** start **

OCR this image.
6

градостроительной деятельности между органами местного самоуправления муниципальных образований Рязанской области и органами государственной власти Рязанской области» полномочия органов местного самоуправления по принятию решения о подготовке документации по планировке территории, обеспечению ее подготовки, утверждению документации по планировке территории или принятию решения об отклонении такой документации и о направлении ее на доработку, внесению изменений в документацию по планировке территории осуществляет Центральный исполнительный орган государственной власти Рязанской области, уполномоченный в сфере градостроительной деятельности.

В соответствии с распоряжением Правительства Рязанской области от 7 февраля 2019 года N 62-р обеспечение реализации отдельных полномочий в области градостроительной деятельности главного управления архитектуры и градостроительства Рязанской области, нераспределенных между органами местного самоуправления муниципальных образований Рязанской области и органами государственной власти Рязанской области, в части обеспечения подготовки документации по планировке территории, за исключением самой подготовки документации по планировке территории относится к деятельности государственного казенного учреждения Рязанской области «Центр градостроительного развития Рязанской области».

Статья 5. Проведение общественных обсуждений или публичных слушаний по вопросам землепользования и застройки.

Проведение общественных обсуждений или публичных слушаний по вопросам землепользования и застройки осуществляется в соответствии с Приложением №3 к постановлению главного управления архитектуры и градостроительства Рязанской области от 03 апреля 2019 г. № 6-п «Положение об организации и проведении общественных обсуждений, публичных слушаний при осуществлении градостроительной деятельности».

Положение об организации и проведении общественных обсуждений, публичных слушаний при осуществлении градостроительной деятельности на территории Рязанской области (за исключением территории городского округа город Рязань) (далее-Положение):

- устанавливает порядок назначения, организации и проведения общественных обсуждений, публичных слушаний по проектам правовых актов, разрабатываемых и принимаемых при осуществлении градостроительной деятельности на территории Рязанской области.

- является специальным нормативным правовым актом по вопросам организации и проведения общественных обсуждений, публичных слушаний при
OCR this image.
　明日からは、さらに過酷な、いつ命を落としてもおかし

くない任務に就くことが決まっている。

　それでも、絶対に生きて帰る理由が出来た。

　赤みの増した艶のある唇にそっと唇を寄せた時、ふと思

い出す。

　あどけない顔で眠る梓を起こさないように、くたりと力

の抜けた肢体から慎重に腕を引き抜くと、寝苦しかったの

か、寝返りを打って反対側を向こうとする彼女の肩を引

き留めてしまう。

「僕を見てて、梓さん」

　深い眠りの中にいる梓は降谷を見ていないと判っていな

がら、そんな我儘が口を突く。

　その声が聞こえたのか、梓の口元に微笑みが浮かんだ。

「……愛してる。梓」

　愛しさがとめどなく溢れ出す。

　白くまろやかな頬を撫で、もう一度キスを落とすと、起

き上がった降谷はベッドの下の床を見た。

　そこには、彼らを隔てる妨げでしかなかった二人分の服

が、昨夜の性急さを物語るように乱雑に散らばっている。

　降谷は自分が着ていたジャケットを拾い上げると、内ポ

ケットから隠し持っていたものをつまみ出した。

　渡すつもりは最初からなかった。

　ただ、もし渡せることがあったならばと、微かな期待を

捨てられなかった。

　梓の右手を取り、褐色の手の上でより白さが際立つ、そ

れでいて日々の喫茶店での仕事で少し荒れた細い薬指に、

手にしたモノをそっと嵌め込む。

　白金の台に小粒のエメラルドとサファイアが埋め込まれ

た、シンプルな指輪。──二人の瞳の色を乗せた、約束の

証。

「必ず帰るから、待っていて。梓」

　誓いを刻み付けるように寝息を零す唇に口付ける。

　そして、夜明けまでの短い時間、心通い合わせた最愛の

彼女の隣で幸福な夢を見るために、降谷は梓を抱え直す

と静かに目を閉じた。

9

** end **

- Stated task
Your task is to quote the listing above word for word.

- Task answer
OCR this image.
6

градостроительной деятельности между органами местного самоуправления муниципальных образований Рязанской области и органами государственной власти Рязанской области» полномочия органов местного самоуправления по принятию решения о подготовке документации по планировке территории, обеспечению ее подготовки, утверждению документации по планировке территории или принятию решения об отклонении такой документации и о направлении ее на доработку, внесению изменений в документацию по планировке территории осуществляет Центральный исполнительный орган государственной власти Рязанской области, уполномоченный в сфере градостроительной деятельности.

В соответствии с распоряжением Правительства Рязанской области от 7 февраля 2019 года N 62-р обеспечение реализации отдельных полномочий в области градостроительной деятельности главного управления архитектуры и градостроительства Рязанской области, нераспределенных между органами местного самоуправления муниципальных образований Рязанской области и органами государственной власти Рязанской области, в части обеспечения подготовки документации по планировке территории, за исключением самой подготовки документации по планировке территории относится к деятельности государственного казенного учреждения Рязанской области «Центр градостроительного развития Рязанской области».

Статья 5. Проведение общественных обсуждений или публичных слушаний по вопросам землепользования и застройки.

Проведение общественных обсуждений или публичных слушаний по вопросам землепользования и застройки осуществляется в соответствии с Приложением №3 к постановлению главного управления архитектуры и градостроительства Рязанской области от 03 апреля 2019 г. № 6-п «Положение об организации и проведении общественных обсуждений, публичных слушаний при осуществлении градостроительной деятельности».

Положение об организации и проведении общественных обсуждений, публичных слушаний при осуществлении градостроительной деятельности на территории Рязанской области (за исключением территории городского округа город Рязань) (далее-Положение):

- устанавливает порядок назначения, организации и проведения общественных обсуждений, публичных слушаний по проектам правовых актов, разрабатываемых и принимаемых при осуществлении градостроительной деятельности на территории Рязанской области.

- является специальным нормативным правовым актом по вопросам организации и проведения общественных обсуждений, публичных слушаний при
OCR this image.
　明日からは、さらに過酷な、いつ命を落としてもおかし

くない任務に就くことが決まっている。

　それでも、絶対に生きて帰る理由が出来た。

　赤みの増した艶のある唇にそっと唇を寄せた時、ふと思

い出す。

　あどけない顔で眠る梓を起こさないように、くたりと力

の抜けた肢体から慎重に腕を引き抜くと、寝苦しかったの

か、寝返りを打って反対側を向こうとする彼女の肩を引

き留めてしまう。

「僕を見てて、梓さん」

　深い眠りの中にいる梓は降谷を見ていないと判っていな

がら、そんな我儘が口を突く。

　その声が聞こえたのか、梓の口元に微笑みが浮かんだ。

「……愛してる。梓」

　愛しさがとめどなく溢れ出す。

　白くまろやかな頬を撫で、もう一度キスを落とすと、起

き上がった降谷はベッドの下の床を見た。

　そこには、彼らを隔てる妨げでしかなかった二人分の服

が、昨夜の性急さを物語るように乱雑に散らばっている。

　降谷は自分が着ていたジャケットを拾い上げると、内ポ

ケットから隠し持っていたものをつまみ出した。

　渡すつもりは最初からなかった。

　ただ、もし渡せることがあったならばと、微かな期待を

捨てられなかった。

　梓の右手を取り、褐色の手の上でより白さが際立つ、そ

れでいて日々の喫茶店での仕事で少し荒れた細い薬指に、

手にしたモノをそっと嵌め込む。

　白金の台に小粒のエメラルドとサファイアが埋め込まれ

た、シンプルな指輪。──二人の瞳の色を乗せた、約束の

証。

「必ず帰るから、待っていて。梓」

　誓いを刻み付けるように寝息を零す唇に口付ける。

　そして、夜明けまでの短い時間、心通い合わせた最愛の

彼女の隣で幸福な夢を見るために、降谷は梓を抱え直す

と静かに目を閉じた。

9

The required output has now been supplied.